- **What you are asked to do**
Pull each line holding the word "размере" from the data.

Data extracted from a collection:
• • • • •
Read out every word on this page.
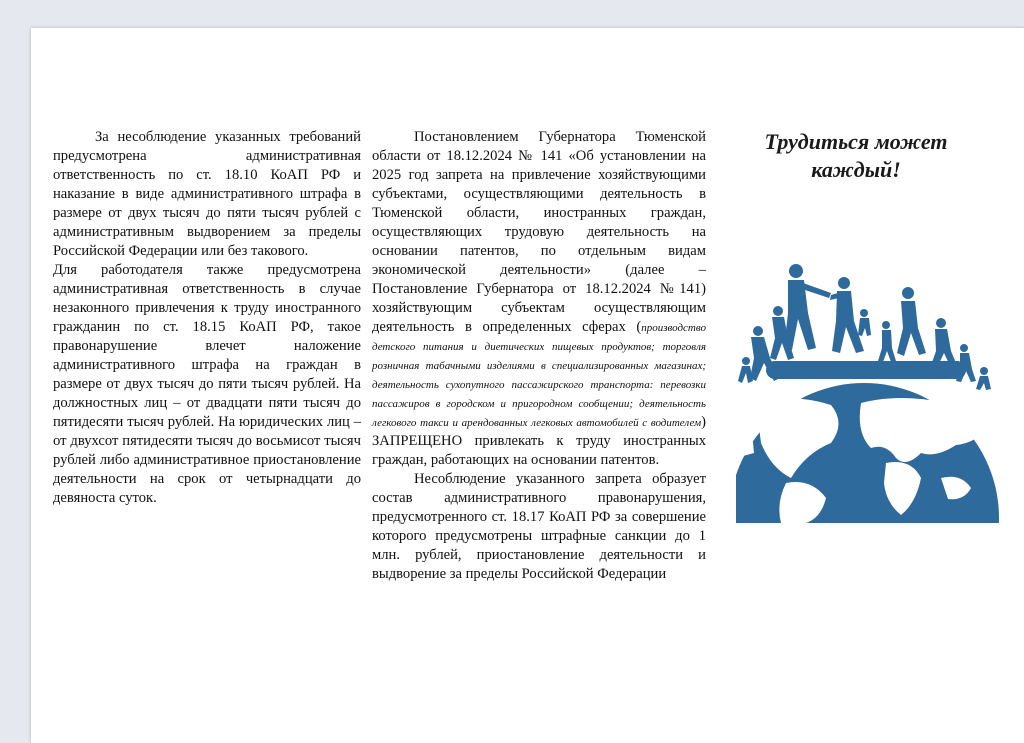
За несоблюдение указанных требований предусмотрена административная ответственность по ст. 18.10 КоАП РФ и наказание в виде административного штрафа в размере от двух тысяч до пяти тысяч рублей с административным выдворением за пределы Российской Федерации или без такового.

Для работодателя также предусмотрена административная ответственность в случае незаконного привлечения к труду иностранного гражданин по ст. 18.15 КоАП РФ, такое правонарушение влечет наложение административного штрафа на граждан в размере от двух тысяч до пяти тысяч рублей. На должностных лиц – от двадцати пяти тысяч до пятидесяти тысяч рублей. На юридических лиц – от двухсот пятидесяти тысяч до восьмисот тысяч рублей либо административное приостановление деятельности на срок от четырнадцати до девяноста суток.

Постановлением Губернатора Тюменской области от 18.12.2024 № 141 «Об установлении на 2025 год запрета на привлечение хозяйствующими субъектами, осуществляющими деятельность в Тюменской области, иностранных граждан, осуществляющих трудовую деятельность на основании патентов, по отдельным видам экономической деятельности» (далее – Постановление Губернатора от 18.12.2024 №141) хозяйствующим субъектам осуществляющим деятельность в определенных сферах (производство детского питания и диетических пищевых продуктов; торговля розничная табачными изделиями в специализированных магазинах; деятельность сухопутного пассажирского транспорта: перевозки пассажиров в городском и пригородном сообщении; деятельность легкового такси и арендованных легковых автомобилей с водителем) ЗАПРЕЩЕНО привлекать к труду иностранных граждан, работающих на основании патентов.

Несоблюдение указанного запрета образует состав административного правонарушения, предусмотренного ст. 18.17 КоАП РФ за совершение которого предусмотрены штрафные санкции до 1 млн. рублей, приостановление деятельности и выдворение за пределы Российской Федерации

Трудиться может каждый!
• • • • •
- **Worked answer**
За несоблюдение указанных требований предусмотрена административная ответственность по ст. 18.10 КоАП РФ и наказание в виде административного штрафа в размере от двух тысяч до пяти тысяч рублей с административным выдворением за пределы Российской Федерации или без такового.
Для работодателя также предусмотрена административная ответственность в случае незаконного привлечения к труду иностранного гражданин по ст. 18.15 КоАП РФ, такое правонарушение влечет наложение административного штрафа на граждан в размере от двух тысяч до пяти тысяч рублей. На должностных лиц – от двадцати пяти тысяч до пятидесяти тысяч рублей. На юридических лиц – от двухсот пятидесяти тысяч до восьмисот тысяч рублей либо административное приостановление деятельности на срок от четырнадцати до девяноста суток.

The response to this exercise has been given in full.